SET OF TASKS -
1 - From the essay about abuse survivors, reproduce verbatim the passage that begins with the words "Since the end" and ends with "re-entry into reality.".
2 - Answer these questions from the essay about abuse survivors:
(a) In the nightmare described, what was the abuser trying to push onto the writer's fingers?
(b) What has the Archdiocese of Baltimore declared?
(c) What was Father Ray doing when the writer first arrived at St. Vincent's?
BEGIN READING PASSAGE
Not My Demons
The yoke of emotional labor we force on abuse survivors
An actual miracle happened in my Catholic church recently, one that even the understandably post-religious or secular ‘Catholic-Cringe’ among you might find remarkable. This story involves nightmares, abuse, bankruptcy, endless pondering, and a miracle that does not involve religious statues crying tears of blood, all with one throughline.
Since the end of my abusive marriage, I have had PTSD nightmares most nights. The night before this story I dreamt I was dead, on a slab, and my abuser was dressing me up in the clothes he wanted me buried in (clothes not mine), then trying to shove his wedding rings back onto my embalming-bloated fingers. I was inside my dead body, experiencing all of this, but of course I couldn’t speak or act. When the dream reached a horror-climax I woke up, with the usual nightmare hangover - a headache, unable to actually move for a good while, even as my mind told me to do things that I knew might help, then finally moving through slow rituals of re-entry into reality.
The nether-world disorientation of a really disturbing nightmare stays with you for at least half a day, and since it was Sunday I found myself crying through Mass, roiling in confusion and guilt. In the face of hundreds of lawsuits caused by sexual abuse of children by priests, the Archdiocese of Baltimore has declared bankruptcy and is closing two-thirds of its churches, including ours. St. Vincent’s is in downtown Baltimore, in a heavily populated neighborhood with almost no formal housing, but a lot of highway-bridges, government-owned hotels, tents, tarps, and sidewalks that are the living spaces of those who stay there, long-term or temporarily. The church is dedicated to serving these residents, and it also has an ordination of women committee and an LGBTQ ministry. The first time I attended St. Vincent’s I arrived early, and found Father Ray sweeping the front steps in his full vestments, as he calmly mediated an angry dispute between two community members on either side of him. This is Father Ray’s day-to-day. Since surviving domestic violence I have been a peregrine, or wanderer, among the many factions of Christianity and their hugely varied places of worship. There is a lot in Christianity (and other organized religions) that can help abuse victims heal; church can be trauma responsive if we choose to make it so. But even in “liberal” non-Catholic churches where the ministers wear Pride flag shawls and are just as likely to be women, I have not seen one of them so much as pick up a feather duster unless it was for a performative charity event. St. Vincent’s is radical and radically different, beautiful in building and spirit and congregation.
END READING PASSAGE
BEGIN INFORMATION PROVIDED
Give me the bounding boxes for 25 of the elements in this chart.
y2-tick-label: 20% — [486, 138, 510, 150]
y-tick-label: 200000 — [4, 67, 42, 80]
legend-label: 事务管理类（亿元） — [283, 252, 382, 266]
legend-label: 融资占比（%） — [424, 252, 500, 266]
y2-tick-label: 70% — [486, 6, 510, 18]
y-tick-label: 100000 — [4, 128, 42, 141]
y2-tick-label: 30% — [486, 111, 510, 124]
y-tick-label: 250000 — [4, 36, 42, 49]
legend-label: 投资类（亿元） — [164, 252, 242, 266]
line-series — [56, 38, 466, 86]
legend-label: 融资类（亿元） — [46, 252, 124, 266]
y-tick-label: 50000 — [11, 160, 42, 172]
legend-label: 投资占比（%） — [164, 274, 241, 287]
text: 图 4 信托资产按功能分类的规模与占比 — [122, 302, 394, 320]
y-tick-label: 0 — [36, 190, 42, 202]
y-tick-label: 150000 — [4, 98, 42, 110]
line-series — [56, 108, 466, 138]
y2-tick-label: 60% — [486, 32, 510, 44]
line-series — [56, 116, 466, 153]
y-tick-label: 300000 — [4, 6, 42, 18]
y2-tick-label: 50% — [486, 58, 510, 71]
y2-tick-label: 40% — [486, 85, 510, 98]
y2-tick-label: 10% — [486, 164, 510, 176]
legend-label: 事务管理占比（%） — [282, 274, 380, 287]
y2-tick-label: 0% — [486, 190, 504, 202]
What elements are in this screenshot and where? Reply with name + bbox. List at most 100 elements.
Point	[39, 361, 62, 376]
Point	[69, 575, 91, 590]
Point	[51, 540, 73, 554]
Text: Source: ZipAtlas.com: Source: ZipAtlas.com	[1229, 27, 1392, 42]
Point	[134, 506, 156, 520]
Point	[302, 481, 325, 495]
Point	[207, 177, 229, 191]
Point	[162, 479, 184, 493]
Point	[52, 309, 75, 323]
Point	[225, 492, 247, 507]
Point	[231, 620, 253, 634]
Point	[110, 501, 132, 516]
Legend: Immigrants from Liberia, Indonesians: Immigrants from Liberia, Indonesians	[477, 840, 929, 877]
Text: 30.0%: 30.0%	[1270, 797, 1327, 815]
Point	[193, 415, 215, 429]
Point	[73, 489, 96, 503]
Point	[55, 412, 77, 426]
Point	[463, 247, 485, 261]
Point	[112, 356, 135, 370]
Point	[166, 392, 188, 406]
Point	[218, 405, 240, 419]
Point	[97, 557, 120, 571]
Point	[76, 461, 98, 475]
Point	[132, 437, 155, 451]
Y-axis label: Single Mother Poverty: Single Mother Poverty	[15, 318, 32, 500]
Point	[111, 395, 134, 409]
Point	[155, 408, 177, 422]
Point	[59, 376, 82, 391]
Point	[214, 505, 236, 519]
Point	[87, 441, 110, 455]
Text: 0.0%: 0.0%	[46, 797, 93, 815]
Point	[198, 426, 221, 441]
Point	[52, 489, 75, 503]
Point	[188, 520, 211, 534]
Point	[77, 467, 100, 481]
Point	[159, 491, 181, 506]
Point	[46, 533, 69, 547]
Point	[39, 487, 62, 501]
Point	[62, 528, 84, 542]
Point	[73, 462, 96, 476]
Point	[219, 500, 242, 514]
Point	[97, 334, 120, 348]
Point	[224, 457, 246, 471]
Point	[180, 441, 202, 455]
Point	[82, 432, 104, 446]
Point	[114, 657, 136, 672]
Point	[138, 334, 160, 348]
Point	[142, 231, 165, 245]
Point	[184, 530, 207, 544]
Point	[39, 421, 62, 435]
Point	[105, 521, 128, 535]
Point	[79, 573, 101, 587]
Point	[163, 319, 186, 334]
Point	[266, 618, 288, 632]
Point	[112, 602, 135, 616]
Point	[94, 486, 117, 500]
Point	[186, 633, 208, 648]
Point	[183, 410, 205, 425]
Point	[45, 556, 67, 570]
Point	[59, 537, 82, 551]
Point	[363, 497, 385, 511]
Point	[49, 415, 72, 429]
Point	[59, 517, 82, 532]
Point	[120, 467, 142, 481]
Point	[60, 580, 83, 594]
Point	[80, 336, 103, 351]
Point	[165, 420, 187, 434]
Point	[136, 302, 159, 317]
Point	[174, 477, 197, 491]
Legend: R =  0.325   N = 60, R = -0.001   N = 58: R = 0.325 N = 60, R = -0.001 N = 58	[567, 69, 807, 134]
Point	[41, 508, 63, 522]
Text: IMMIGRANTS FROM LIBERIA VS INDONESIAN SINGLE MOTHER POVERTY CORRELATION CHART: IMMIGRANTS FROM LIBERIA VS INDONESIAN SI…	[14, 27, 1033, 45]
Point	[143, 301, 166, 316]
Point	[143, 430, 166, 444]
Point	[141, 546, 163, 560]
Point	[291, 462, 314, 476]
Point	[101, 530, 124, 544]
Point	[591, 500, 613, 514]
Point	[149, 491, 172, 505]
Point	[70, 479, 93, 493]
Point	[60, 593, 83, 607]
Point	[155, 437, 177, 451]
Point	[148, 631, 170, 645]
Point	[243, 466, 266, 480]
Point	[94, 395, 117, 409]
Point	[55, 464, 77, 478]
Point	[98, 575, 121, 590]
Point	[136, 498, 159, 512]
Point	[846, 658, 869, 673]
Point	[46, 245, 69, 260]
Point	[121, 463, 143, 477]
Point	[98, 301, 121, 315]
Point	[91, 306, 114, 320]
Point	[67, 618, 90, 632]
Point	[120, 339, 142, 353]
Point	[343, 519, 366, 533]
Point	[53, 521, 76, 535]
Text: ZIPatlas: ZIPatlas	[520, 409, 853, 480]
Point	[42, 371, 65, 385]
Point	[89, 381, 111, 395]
END INFORMATION PROVIDED
SOLVED PROBLEMS -
1 -
Since the end of my abusive marriage, I have had PTSD nightmares most nights. The night before this story I dreamt I was dead, on a slab, and my abuser was dressing me up in the clothes he wanted me buried in (clothes not mine), then trying to shove his wedding rings back onto my embalming-bloated fingers. I was inside my dead body, experiencing all of this, but of course I couldn’t speak or act. When the dream reached a horror-climax I woke up, with the usual nightmare hangover - a headache, unable to actually move for a good while, even as my mind told me to do things that I knew might help, then finally moving through slow rituals of re-entry into reality.

2 -
(a) His wedding rings.
(b) Bankruptcy.
(c) He was sweeping the front steps in his full vestments while calmly mediating an angry dispute between two community members.